(Stated exercise) Select all lines with the string "запрашиваемой" in them, and copy those lines.

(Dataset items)
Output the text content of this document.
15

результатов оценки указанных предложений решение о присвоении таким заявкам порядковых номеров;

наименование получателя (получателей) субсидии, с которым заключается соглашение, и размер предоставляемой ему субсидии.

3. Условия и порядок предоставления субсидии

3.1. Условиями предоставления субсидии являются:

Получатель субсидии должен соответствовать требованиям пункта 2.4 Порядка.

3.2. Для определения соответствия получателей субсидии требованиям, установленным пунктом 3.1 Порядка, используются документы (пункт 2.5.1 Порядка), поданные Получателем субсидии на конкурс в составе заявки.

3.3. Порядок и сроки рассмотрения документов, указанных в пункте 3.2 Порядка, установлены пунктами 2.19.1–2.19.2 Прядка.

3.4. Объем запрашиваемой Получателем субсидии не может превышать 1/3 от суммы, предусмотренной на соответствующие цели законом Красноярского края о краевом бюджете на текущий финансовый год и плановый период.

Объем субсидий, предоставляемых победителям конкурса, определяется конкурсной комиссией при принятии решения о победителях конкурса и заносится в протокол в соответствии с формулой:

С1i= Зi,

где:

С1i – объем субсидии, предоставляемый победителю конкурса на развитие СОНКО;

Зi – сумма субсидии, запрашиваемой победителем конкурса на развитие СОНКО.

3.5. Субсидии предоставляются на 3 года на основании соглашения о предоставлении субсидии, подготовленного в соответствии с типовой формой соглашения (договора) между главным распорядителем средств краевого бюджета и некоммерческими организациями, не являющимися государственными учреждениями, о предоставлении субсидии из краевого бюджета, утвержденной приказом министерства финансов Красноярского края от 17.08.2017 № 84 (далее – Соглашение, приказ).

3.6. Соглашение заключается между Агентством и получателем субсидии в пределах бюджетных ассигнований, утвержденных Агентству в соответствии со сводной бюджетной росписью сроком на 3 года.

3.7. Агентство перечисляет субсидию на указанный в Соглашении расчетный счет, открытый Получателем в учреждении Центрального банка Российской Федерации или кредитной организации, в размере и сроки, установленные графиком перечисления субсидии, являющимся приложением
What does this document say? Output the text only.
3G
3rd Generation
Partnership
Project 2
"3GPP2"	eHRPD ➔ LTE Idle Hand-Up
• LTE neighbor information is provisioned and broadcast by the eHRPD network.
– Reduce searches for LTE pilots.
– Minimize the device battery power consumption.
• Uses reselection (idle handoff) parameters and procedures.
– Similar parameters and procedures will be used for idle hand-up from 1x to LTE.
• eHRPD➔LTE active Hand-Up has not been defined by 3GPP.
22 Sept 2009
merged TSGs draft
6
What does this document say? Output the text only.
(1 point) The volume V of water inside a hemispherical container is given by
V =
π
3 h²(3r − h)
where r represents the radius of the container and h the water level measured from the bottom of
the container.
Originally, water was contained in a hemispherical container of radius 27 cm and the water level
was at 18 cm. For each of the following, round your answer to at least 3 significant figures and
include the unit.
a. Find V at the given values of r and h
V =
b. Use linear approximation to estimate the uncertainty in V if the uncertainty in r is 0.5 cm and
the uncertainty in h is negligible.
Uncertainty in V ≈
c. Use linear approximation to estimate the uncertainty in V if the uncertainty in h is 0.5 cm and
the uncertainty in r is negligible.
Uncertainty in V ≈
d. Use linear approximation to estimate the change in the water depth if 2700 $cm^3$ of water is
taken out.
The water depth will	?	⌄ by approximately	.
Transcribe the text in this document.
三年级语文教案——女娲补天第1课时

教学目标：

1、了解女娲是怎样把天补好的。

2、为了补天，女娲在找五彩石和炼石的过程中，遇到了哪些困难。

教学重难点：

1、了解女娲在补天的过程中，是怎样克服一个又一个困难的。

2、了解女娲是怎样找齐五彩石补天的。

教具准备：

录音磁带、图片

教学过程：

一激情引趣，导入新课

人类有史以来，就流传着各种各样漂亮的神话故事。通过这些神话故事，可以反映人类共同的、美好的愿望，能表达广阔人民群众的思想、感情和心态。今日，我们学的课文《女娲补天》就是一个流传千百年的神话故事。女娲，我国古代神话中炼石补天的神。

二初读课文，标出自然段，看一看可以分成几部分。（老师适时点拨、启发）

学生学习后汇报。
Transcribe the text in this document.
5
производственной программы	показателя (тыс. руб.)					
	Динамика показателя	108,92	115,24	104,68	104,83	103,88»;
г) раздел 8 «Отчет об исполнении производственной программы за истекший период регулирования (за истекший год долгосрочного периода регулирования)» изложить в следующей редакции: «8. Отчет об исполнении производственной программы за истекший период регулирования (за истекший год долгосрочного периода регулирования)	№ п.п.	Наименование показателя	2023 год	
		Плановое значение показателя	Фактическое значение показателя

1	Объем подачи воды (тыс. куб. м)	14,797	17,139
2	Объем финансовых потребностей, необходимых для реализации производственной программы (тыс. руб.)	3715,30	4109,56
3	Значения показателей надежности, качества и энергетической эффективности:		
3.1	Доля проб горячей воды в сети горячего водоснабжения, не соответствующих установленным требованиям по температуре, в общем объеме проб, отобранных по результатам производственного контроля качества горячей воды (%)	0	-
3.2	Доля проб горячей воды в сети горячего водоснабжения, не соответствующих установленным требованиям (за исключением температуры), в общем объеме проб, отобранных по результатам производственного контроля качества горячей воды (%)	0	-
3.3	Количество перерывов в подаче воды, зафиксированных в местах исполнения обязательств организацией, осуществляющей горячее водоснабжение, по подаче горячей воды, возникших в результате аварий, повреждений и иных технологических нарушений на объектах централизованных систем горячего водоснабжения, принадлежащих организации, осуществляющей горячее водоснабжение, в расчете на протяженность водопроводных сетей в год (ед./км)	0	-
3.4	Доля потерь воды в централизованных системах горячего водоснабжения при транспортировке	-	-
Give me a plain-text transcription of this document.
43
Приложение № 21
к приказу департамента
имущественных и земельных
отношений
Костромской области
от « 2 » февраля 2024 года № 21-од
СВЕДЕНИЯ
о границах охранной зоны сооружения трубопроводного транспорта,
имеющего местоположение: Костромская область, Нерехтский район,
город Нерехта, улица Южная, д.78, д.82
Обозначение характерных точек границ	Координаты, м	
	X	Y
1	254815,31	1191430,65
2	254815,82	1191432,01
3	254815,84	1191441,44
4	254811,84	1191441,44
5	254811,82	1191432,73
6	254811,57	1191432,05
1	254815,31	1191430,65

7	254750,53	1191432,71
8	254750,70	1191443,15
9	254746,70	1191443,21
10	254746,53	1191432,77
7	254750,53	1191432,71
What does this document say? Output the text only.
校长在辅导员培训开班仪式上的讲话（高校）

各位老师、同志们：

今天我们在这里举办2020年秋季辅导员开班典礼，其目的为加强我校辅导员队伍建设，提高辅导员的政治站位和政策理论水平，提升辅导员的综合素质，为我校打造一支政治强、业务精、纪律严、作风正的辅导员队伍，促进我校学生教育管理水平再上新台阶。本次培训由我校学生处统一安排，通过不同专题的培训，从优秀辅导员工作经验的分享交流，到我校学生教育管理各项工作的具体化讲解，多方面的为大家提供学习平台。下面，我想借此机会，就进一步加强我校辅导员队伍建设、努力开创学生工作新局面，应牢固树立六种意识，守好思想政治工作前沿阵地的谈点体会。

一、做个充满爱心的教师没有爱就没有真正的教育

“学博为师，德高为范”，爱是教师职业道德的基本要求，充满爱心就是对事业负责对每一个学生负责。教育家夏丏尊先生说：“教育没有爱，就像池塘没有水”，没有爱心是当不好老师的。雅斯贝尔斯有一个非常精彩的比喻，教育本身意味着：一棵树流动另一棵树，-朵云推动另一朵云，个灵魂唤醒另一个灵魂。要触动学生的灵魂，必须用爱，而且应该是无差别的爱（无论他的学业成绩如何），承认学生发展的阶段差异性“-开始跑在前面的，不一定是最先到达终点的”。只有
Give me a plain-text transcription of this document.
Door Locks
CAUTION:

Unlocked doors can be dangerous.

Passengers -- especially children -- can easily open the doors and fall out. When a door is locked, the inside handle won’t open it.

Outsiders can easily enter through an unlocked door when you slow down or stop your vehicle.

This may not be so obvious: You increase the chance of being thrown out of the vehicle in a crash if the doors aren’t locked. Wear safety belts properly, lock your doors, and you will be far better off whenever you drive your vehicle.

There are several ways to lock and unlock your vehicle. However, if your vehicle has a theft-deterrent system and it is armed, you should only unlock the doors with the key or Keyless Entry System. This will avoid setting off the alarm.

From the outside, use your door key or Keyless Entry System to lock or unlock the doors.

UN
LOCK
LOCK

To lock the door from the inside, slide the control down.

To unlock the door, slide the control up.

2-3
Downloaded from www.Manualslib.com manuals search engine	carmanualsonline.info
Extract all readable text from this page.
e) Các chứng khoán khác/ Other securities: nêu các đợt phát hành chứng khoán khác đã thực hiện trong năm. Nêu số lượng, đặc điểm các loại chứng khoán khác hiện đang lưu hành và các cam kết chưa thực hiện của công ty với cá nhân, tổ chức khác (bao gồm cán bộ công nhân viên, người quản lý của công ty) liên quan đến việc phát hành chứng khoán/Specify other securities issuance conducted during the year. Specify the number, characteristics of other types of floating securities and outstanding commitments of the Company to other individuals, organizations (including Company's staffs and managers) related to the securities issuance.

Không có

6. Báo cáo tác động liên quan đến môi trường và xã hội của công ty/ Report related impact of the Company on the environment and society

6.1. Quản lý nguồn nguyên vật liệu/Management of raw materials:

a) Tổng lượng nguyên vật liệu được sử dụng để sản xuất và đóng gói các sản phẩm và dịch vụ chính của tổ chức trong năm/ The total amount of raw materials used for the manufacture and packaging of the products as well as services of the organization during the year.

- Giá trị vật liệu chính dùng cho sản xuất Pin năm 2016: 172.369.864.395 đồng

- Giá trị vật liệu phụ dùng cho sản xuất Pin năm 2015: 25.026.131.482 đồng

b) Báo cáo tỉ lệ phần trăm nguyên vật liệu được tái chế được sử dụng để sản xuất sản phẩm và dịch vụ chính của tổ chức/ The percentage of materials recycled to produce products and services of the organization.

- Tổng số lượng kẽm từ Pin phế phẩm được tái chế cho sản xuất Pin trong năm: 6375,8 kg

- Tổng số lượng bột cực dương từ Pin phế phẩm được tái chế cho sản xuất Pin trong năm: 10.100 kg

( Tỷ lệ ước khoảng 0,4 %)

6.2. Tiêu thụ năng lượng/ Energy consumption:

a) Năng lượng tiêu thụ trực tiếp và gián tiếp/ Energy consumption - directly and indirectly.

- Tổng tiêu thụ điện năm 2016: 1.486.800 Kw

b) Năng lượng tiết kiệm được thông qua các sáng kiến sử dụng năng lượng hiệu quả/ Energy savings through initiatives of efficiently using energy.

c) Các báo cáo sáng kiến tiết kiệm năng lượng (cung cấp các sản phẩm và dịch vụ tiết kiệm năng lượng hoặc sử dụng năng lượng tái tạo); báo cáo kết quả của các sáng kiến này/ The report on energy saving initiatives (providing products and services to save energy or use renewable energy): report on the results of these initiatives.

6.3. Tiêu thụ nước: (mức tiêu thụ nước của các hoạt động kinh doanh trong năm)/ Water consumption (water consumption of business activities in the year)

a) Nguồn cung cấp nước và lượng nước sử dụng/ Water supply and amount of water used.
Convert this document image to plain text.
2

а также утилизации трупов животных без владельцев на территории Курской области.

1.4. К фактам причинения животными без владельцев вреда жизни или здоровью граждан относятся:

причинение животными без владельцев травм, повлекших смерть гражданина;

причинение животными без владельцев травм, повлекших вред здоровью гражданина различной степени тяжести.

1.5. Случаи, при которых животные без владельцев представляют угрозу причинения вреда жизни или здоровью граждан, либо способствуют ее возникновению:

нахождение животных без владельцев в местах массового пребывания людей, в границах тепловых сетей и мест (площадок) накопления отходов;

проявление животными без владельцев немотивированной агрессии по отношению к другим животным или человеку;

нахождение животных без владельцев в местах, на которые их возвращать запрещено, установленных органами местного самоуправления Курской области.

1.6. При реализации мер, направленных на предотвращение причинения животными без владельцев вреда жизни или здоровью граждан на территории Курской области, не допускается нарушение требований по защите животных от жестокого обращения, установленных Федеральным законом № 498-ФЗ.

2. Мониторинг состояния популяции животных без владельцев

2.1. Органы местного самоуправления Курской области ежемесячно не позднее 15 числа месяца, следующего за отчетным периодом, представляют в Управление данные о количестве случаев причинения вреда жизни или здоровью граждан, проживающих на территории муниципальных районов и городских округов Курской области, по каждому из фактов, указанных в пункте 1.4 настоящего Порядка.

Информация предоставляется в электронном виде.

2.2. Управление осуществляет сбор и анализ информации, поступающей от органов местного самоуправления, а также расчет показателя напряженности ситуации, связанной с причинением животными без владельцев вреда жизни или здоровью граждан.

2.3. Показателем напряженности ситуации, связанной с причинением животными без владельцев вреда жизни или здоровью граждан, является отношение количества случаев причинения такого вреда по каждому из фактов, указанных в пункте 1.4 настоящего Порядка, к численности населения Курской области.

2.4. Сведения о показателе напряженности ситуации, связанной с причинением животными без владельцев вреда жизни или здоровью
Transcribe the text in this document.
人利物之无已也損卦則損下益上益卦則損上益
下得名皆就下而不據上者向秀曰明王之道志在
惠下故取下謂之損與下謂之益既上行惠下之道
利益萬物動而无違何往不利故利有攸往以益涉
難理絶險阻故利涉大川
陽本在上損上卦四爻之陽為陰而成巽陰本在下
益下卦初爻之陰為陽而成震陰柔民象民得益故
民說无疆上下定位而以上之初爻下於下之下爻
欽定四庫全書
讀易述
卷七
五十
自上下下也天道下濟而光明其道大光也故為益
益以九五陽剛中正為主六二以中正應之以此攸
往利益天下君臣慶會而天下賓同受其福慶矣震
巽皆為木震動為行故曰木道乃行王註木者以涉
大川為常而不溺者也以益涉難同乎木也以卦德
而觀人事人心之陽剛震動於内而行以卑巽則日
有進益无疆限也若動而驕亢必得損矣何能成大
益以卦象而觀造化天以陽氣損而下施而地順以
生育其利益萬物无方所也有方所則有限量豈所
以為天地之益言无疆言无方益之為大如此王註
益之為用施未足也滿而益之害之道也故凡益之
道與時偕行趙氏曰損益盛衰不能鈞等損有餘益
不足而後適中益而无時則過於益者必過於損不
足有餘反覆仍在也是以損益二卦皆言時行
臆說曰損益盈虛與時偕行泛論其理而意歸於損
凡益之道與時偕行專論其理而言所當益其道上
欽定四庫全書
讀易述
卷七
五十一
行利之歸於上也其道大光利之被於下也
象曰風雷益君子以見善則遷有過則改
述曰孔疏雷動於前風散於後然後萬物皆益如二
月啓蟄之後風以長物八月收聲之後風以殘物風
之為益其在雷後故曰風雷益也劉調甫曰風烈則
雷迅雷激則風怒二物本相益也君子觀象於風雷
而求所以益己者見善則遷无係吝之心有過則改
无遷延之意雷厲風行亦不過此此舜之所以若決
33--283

(Result below)
3.4. Объем запрашиваемой Получателем субсидии не может превышать 1/3 от суммы, предусмотренной на соответствующие цели законом Красноярского края о краевом бюджете на текущий финансовый год и плановый период.
Зi – сумма субсидии, запрашиваемой победителем конкурса на развитие СОНКО.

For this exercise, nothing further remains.